Element- und Bereichsdaten:
==========

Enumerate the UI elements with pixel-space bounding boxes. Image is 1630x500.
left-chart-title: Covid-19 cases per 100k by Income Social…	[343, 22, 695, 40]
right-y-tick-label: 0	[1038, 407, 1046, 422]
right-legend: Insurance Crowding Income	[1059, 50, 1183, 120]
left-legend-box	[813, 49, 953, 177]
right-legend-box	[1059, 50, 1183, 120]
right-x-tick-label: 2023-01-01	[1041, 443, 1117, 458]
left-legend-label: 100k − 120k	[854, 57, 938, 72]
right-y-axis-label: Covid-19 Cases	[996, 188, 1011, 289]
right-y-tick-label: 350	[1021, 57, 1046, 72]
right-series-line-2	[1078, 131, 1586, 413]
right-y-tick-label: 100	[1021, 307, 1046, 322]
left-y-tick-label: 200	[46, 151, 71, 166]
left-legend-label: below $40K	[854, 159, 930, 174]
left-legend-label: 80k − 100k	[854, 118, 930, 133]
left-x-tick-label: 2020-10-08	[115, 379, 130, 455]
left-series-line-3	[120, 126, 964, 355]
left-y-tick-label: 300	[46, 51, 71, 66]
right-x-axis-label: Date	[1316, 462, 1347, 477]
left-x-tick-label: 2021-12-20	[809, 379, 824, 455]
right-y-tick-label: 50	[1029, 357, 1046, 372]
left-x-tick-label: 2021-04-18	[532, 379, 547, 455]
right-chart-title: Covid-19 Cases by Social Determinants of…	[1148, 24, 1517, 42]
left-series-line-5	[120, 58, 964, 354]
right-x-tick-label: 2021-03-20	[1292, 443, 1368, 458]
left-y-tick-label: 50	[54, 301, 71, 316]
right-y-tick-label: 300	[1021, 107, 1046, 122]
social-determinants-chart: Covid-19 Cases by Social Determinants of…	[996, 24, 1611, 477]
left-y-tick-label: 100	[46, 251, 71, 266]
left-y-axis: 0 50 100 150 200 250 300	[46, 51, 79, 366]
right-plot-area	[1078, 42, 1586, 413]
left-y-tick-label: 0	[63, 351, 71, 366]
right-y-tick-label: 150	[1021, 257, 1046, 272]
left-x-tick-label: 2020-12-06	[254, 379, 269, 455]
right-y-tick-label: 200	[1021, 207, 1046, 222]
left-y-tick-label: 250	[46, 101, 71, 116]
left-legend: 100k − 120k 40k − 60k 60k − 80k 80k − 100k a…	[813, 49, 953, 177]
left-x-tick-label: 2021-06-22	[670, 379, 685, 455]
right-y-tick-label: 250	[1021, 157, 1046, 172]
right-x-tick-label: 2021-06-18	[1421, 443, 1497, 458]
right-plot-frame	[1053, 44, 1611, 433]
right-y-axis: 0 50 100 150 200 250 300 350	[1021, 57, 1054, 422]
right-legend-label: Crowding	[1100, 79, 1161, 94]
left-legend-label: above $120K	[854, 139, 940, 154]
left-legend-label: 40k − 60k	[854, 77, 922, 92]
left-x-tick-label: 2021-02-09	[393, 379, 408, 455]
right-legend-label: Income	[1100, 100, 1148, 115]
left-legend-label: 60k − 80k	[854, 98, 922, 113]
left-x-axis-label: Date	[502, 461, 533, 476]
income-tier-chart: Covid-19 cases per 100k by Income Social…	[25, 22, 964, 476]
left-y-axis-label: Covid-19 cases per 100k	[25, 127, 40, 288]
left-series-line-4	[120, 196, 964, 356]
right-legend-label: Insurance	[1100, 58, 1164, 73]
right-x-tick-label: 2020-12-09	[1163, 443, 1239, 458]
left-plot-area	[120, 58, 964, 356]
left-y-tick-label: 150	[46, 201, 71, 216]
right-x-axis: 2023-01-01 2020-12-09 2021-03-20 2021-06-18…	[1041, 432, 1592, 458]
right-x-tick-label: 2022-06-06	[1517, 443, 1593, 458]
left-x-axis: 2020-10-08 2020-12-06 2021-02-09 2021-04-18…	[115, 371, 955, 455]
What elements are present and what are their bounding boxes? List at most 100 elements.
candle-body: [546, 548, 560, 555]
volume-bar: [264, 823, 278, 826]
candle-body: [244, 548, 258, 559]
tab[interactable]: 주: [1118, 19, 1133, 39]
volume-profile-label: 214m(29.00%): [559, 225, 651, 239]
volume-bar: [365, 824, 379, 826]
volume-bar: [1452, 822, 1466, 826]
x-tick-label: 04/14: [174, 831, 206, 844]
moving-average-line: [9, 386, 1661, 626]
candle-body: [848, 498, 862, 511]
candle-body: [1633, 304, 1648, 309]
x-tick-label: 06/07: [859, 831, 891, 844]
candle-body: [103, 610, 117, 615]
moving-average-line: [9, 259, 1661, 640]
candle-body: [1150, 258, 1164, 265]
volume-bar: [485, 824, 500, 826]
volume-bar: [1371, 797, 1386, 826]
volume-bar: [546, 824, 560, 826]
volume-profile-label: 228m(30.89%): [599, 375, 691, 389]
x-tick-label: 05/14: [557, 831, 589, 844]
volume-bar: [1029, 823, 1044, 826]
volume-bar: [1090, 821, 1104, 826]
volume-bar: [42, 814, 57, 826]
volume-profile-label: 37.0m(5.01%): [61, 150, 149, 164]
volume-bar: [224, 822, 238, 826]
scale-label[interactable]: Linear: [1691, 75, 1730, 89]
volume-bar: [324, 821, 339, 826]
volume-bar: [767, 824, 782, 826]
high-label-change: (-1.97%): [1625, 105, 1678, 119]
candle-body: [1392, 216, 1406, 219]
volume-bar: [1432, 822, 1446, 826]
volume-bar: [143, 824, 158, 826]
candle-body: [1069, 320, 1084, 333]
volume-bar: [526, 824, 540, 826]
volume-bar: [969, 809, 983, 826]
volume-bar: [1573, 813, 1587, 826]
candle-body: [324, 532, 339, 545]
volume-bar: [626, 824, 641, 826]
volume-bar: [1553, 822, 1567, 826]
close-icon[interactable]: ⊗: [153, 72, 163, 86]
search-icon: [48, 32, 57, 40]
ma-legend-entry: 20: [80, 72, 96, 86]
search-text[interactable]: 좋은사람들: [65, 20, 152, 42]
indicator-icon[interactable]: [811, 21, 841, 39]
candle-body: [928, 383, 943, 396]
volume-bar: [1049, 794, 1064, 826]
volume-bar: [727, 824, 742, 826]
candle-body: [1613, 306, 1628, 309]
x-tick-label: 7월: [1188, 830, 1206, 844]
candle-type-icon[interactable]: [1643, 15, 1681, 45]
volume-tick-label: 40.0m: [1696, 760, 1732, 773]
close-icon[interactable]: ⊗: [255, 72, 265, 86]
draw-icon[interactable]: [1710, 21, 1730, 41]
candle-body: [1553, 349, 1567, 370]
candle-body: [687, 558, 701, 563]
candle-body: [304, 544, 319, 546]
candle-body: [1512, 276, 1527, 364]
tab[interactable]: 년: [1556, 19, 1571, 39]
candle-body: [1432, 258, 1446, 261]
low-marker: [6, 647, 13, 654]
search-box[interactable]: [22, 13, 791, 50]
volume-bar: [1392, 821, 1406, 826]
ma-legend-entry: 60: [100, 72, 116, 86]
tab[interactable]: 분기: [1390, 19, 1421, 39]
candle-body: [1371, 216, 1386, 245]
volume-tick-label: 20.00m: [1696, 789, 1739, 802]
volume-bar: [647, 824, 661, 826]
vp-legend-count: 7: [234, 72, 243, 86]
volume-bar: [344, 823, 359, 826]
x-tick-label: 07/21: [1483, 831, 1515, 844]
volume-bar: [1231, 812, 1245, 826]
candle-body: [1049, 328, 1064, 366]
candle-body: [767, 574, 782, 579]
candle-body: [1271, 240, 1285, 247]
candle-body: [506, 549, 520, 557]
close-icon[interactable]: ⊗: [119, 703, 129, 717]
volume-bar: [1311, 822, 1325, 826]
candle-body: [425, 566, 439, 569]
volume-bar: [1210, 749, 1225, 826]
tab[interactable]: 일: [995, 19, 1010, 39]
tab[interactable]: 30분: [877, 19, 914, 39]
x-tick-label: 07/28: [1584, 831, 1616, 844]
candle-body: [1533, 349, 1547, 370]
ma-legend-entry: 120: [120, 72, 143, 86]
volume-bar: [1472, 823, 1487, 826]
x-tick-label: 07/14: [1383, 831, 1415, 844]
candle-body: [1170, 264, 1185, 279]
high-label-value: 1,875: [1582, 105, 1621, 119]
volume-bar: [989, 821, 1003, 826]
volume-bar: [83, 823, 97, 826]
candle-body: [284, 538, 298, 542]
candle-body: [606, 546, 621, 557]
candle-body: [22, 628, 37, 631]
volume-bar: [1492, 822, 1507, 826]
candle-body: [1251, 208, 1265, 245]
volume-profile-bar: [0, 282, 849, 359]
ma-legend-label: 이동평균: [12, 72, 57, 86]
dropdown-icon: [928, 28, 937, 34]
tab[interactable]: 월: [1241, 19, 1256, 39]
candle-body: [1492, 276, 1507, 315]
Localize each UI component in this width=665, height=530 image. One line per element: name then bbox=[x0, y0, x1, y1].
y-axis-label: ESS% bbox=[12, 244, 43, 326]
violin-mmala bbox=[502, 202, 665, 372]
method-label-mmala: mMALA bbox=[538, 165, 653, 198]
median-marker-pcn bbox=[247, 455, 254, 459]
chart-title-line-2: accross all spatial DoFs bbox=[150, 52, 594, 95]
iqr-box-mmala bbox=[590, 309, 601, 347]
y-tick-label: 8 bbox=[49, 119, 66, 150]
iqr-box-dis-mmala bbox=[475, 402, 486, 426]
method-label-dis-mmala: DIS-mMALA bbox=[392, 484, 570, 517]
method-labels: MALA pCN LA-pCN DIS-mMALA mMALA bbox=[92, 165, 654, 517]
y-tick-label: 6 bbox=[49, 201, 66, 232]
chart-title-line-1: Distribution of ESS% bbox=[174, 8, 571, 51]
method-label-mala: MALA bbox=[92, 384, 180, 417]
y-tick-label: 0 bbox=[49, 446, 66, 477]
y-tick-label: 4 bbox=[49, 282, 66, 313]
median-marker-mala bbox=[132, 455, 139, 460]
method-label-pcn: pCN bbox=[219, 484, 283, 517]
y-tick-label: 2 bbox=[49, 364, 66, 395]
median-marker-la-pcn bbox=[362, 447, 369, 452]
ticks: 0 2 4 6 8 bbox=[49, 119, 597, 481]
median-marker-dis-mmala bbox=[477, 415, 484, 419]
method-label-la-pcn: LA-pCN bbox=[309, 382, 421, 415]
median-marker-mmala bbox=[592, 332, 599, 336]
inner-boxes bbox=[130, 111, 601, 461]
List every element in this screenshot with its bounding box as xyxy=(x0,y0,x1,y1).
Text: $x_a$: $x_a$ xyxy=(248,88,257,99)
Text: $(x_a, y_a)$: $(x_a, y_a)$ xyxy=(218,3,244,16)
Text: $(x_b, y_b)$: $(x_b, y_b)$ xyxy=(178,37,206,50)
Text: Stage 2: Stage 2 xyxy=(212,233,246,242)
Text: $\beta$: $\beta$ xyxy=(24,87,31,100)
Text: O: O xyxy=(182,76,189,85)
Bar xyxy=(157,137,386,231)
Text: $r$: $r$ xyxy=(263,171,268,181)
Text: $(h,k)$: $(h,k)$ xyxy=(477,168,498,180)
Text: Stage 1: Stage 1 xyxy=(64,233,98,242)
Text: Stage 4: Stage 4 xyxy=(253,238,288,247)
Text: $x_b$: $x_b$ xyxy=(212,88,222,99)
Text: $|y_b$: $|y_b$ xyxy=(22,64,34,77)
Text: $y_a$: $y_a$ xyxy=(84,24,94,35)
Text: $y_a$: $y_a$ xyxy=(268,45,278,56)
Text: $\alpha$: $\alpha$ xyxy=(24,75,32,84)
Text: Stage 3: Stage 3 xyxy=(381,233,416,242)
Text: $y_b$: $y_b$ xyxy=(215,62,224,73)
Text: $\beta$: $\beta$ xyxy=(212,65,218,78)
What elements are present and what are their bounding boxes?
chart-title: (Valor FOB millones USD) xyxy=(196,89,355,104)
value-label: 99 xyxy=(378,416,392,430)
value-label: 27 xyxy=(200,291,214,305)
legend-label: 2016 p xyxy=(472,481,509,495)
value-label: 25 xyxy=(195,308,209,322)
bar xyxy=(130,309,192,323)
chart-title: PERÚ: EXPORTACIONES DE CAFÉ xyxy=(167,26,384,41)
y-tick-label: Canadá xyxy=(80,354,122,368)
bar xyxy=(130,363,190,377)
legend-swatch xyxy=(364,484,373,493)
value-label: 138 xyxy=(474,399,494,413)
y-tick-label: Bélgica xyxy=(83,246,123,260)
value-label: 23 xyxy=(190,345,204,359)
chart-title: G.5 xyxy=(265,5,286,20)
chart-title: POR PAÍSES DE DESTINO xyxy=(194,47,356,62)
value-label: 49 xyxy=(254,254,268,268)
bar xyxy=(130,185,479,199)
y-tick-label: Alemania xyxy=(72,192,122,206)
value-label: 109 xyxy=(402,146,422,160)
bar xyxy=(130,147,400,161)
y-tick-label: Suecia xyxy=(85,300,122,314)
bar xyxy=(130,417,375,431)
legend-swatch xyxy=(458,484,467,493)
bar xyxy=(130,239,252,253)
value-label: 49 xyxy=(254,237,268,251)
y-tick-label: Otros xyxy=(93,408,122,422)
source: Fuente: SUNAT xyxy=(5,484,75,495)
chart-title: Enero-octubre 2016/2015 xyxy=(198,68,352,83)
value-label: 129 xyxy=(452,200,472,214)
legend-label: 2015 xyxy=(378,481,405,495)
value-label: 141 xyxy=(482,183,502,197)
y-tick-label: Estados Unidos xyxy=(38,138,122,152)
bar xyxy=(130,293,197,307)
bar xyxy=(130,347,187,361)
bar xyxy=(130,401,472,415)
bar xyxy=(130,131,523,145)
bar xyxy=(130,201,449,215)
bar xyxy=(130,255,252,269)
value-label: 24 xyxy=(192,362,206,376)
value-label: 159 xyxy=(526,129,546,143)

==========

ZU ERLEDIGENDE AUFGABE - Welche Zeilen der obigen Einträge enthalten die Zeichenfolge „icon“? Wähle jede davon aus und gib sie unverändert wieder, wobei Groß- und Kleinschreibung zählt.

ERGEBNIS DER AUFGABE -
close-icon[interactable]: ⊗: [153, 72, 163, 86]
search-icon: [48, 32, 57, 40]
indicator-icon[interactable]: [811, 21, 841, 39]
candle-type-icon[interactable]: [1643, 15, 1681, 45]
close-icon[interactable]: ⊗: [255, 72, 265, 86]
draw-icon[interactable]: [1710, 21, 1730, 41]
close-icon[interactable]: ⊗: [119, 703, 129, 717]
dropdown-icon: [928, 28, 937, 34]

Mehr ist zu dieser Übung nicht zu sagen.